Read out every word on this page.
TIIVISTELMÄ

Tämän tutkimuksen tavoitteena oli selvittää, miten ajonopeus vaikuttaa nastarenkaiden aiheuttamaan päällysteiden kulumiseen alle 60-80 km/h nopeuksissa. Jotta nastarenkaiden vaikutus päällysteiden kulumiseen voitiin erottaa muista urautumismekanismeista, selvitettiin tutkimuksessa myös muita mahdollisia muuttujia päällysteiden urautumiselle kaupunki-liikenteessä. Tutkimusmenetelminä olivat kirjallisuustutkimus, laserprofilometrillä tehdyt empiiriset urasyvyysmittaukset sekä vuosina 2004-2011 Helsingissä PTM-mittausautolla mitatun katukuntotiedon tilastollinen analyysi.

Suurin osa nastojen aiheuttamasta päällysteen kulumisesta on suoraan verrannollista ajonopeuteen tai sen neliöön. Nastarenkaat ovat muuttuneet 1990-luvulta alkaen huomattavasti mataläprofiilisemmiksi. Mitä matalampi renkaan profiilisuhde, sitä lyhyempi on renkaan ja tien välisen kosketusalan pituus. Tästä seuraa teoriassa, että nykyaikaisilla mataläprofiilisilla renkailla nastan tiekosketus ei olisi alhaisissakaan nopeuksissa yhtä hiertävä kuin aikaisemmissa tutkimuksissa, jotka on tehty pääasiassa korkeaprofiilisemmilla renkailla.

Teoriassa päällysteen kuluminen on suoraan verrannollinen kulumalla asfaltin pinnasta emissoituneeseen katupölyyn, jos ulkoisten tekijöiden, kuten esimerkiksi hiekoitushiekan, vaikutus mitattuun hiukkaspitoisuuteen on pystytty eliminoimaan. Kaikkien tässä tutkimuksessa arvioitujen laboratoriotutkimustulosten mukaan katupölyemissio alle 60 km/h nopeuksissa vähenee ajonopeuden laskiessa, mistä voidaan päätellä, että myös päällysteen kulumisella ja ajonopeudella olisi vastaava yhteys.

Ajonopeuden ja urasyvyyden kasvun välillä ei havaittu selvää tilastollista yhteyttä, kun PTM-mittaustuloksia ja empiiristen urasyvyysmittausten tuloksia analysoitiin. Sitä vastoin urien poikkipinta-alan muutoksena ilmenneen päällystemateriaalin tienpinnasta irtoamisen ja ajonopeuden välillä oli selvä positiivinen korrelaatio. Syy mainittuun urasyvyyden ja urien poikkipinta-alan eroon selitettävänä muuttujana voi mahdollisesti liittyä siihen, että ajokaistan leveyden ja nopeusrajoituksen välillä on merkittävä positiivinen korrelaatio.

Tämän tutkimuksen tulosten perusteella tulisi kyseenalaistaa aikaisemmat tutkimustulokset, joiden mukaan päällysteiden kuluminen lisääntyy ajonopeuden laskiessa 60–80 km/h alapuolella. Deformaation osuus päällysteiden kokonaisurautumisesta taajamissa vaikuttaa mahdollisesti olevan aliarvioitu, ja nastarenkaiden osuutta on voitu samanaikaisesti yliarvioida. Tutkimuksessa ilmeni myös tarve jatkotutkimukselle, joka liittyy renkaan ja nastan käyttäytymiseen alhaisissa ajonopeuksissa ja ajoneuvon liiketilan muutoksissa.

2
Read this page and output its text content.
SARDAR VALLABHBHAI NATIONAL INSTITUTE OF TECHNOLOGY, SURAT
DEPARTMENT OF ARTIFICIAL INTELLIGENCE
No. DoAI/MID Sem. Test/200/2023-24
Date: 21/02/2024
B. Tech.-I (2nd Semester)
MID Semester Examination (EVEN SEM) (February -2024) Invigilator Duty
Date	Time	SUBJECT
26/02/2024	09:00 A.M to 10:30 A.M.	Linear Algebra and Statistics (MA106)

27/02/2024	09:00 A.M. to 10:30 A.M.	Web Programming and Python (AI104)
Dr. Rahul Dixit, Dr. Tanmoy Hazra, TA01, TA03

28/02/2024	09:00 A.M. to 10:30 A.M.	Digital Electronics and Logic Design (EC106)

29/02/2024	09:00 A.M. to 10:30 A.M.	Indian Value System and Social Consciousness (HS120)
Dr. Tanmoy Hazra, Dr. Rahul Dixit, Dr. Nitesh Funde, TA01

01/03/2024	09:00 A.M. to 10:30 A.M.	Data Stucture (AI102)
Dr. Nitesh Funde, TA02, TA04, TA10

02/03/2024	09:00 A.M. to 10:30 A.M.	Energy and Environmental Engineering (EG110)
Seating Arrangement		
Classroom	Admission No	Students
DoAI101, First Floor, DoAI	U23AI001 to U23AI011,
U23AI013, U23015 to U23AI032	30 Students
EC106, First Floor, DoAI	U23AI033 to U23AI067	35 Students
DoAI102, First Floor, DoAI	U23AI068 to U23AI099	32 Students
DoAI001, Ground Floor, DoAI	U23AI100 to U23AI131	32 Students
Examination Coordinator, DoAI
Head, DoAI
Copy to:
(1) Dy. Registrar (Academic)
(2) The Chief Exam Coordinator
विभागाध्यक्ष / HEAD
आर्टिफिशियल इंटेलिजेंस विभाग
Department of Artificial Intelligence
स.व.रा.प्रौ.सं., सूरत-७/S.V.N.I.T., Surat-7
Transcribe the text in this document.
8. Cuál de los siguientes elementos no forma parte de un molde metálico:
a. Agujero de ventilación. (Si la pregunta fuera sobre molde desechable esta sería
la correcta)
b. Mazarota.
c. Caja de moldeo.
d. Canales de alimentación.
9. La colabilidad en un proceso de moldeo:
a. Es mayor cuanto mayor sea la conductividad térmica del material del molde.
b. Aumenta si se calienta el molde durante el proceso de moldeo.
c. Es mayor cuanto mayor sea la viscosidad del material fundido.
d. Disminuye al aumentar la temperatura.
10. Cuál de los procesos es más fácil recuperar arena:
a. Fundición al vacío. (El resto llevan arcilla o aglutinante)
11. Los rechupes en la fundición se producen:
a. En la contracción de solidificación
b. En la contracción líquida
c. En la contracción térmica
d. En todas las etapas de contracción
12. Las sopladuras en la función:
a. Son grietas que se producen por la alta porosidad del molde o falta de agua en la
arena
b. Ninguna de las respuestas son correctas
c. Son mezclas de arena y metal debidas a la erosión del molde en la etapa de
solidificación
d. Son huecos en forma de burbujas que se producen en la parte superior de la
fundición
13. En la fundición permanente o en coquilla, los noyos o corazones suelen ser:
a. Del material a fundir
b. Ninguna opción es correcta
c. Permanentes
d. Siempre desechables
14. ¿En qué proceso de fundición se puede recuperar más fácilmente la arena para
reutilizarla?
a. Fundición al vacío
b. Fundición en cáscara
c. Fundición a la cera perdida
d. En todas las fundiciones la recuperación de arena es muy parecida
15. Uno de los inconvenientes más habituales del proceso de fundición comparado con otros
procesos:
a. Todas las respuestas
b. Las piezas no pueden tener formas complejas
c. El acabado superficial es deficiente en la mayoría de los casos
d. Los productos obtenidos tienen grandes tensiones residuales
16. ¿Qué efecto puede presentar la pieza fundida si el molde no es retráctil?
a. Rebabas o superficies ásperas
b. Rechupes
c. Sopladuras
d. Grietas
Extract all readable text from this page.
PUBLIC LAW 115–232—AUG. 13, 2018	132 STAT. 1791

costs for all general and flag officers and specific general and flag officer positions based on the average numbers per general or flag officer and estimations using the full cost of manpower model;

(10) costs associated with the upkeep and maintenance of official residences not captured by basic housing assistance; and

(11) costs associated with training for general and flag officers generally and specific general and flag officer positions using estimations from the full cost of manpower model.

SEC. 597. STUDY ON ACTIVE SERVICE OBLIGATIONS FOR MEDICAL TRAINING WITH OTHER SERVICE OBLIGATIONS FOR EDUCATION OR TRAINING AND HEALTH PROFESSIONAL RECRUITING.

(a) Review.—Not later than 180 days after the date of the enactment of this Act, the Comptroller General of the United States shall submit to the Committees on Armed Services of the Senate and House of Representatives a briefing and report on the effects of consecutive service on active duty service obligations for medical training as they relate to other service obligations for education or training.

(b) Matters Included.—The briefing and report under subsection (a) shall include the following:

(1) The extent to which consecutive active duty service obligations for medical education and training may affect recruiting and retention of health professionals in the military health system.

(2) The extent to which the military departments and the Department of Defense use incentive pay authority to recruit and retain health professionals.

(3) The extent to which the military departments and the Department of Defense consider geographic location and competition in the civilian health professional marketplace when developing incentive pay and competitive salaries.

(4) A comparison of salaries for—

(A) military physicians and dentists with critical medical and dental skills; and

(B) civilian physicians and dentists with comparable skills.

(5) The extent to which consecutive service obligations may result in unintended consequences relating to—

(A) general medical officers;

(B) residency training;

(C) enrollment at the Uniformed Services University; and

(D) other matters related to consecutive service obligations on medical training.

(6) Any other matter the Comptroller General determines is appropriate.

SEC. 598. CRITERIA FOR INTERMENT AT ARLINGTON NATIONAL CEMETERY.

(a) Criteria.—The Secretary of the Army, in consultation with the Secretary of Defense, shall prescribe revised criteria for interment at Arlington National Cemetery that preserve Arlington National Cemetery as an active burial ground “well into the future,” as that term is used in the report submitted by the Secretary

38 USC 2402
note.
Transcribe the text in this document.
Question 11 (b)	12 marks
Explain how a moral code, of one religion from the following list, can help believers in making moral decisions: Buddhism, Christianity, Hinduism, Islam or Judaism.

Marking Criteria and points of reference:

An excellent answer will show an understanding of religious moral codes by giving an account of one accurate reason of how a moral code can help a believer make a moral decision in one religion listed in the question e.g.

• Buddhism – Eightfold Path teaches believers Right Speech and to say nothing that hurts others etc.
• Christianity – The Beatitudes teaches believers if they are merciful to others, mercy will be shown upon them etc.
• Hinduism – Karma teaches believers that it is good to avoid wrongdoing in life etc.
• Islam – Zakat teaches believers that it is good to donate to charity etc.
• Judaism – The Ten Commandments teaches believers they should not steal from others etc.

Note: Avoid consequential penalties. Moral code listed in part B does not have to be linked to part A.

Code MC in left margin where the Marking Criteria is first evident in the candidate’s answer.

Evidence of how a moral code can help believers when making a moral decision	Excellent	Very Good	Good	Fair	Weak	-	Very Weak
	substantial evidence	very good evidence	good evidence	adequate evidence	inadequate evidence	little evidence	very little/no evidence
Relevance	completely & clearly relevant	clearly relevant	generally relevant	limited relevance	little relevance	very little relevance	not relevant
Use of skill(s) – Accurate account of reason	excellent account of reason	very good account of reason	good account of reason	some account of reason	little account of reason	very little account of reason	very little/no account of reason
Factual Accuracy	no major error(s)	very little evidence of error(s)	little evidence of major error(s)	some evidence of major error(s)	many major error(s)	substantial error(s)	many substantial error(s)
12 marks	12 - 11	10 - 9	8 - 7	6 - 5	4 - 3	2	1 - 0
---
## THE EXERCISE
Report the number of lines in the listing above that include the word "skills", and nothing else.

## FULL RESPONSE
2